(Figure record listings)
****************************************
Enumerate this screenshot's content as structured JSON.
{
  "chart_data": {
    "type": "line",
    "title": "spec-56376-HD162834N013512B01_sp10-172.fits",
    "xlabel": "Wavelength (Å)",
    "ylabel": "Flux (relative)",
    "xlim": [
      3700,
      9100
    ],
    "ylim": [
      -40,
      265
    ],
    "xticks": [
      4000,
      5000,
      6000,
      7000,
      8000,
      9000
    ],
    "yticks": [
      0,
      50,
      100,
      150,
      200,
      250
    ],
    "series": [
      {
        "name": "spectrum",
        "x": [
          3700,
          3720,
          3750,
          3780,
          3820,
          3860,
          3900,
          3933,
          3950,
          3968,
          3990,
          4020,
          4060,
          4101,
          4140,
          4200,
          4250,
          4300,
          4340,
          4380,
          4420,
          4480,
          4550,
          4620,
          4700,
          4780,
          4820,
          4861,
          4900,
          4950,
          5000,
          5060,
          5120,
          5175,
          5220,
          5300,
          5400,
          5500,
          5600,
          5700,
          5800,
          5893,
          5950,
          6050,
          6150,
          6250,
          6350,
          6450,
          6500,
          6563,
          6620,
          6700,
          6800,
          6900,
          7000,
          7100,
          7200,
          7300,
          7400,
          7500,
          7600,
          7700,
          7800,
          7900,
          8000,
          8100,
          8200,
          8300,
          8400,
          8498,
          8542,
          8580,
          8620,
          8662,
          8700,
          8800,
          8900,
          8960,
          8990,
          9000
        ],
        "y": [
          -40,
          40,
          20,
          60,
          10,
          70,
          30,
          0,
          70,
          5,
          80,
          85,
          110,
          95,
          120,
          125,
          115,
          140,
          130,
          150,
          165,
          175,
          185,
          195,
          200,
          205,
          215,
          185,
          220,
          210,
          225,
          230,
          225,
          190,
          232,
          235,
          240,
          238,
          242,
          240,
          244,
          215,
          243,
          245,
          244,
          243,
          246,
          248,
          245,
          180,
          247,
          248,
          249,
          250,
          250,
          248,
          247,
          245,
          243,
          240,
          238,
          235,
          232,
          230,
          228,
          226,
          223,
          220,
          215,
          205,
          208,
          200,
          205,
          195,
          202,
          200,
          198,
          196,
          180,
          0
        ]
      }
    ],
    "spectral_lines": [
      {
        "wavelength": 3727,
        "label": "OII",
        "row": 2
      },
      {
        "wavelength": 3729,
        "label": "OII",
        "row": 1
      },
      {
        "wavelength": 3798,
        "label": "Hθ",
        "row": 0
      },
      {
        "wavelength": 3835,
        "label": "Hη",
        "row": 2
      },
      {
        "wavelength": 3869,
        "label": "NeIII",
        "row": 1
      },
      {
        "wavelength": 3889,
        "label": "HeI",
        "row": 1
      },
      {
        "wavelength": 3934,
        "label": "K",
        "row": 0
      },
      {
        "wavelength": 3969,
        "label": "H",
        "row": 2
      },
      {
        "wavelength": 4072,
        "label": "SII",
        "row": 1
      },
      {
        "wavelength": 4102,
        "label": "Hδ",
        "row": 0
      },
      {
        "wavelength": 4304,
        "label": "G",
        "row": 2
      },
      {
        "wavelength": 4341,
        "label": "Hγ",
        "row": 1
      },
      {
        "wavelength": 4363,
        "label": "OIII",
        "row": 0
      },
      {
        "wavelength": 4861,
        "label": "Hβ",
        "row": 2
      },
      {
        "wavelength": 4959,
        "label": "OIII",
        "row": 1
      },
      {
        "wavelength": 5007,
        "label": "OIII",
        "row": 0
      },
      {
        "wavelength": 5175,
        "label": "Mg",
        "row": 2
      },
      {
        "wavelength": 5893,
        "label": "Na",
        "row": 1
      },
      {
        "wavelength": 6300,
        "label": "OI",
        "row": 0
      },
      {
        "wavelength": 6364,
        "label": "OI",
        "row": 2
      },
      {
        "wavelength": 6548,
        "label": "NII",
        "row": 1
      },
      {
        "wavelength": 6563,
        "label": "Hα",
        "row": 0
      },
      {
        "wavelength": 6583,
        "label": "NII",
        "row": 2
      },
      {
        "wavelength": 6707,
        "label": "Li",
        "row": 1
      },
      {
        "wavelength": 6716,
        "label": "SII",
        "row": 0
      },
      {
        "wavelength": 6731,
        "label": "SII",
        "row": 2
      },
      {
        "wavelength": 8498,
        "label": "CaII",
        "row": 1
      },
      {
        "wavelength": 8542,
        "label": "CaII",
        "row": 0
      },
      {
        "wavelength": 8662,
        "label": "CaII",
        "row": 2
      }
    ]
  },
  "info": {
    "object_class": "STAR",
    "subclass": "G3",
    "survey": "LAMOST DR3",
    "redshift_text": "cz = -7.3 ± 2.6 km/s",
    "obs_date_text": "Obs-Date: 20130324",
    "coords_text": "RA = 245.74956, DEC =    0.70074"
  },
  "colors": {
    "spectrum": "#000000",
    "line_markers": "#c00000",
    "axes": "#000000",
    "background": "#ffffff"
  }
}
****************************************
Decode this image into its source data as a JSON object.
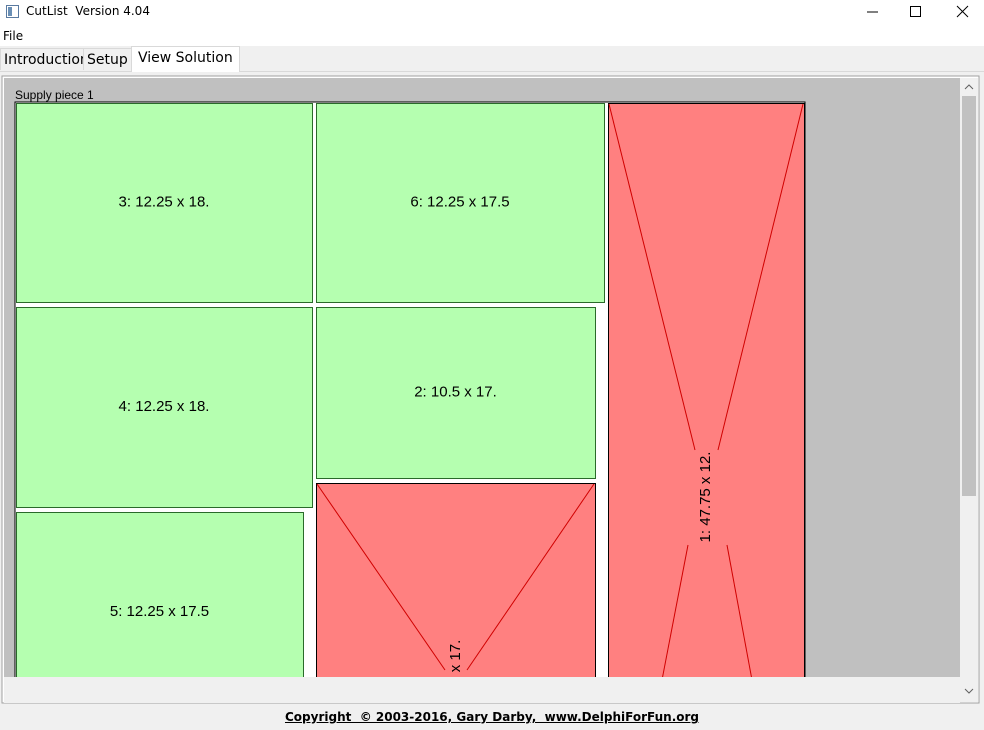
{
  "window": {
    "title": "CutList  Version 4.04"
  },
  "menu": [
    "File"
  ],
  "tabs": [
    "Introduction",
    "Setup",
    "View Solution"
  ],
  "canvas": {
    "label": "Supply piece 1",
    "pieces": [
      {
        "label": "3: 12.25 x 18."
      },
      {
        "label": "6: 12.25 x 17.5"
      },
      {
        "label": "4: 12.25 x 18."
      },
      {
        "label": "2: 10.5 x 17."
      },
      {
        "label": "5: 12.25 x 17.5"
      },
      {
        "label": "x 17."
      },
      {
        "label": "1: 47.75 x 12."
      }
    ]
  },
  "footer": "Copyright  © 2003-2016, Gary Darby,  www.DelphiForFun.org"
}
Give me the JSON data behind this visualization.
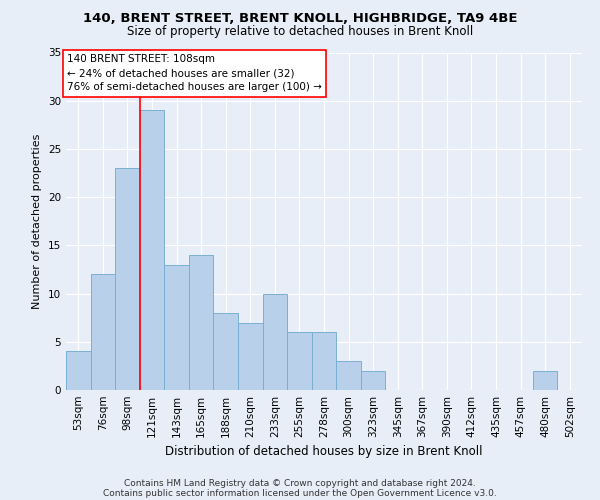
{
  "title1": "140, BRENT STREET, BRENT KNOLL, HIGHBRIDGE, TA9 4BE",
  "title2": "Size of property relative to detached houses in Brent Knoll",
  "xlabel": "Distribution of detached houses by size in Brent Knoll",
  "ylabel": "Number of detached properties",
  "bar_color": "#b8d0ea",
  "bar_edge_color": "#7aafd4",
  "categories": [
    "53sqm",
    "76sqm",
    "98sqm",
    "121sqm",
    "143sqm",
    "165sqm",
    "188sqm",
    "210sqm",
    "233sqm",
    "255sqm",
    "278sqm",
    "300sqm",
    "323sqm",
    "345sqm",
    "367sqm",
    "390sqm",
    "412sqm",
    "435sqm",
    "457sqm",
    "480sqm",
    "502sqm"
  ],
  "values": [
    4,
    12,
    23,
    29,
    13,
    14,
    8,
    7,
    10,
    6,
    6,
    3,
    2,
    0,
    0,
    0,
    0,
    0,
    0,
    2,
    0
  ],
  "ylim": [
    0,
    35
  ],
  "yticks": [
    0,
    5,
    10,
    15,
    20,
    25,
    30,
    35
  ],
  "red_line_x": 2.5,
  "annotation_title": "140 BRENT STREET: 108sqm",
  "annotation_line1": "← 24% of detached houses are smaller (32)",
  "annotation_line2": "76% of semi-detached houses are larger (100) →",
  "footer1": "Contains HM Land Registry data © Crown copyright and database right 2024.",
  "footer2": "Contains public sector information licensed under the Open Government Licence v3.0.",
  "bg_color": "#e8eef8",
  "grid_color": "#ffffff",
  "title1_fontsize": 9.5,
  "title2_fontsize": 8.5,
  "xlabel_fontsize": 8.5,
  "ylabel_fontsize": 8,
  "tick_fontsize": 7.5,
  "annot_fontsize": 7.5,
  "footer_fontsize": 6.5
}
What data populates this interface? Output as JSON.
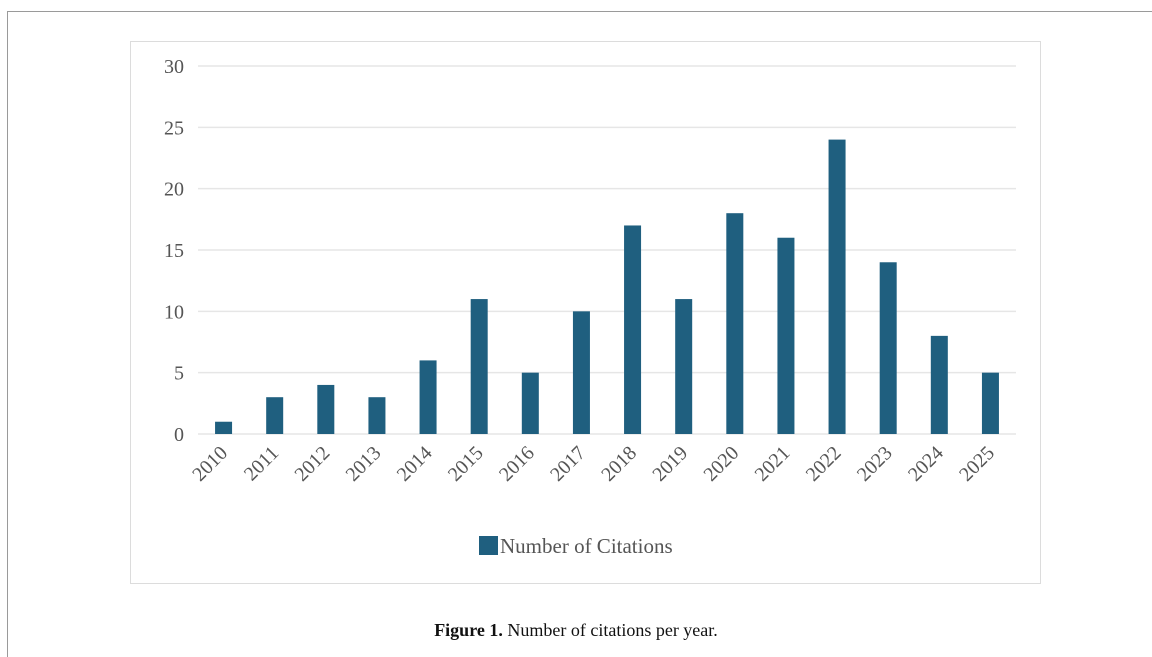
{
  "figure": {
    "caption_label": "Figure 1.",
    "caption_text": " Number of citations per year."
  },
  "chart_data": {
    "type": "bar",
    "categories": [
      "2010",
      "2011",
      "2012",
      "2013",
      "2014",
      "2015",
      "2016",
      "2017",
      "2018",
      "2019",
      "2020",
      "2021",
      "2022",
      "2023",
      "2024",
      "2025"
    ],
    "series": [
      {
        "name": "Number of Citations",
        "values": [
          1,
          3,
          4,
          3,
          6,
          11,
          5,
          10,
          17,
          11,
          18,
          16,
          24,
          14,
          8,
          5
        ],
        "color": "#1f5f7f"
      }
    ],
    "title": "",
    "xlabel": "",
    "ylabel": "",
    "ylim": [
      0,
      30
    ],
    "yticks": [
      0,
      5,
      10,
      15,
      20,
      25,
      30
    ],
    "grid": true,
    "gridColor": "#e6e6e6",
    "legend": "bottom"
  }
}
****************************************
• **Task brief**
Return every line above that contains the word "this".

• **Result below**
Enumerate this screenshot's content as structured JSON.
Decode this image into its source data as a JSON object.
Give me the JSON data behind this visualization.
What data populates this interface? Output as JSON.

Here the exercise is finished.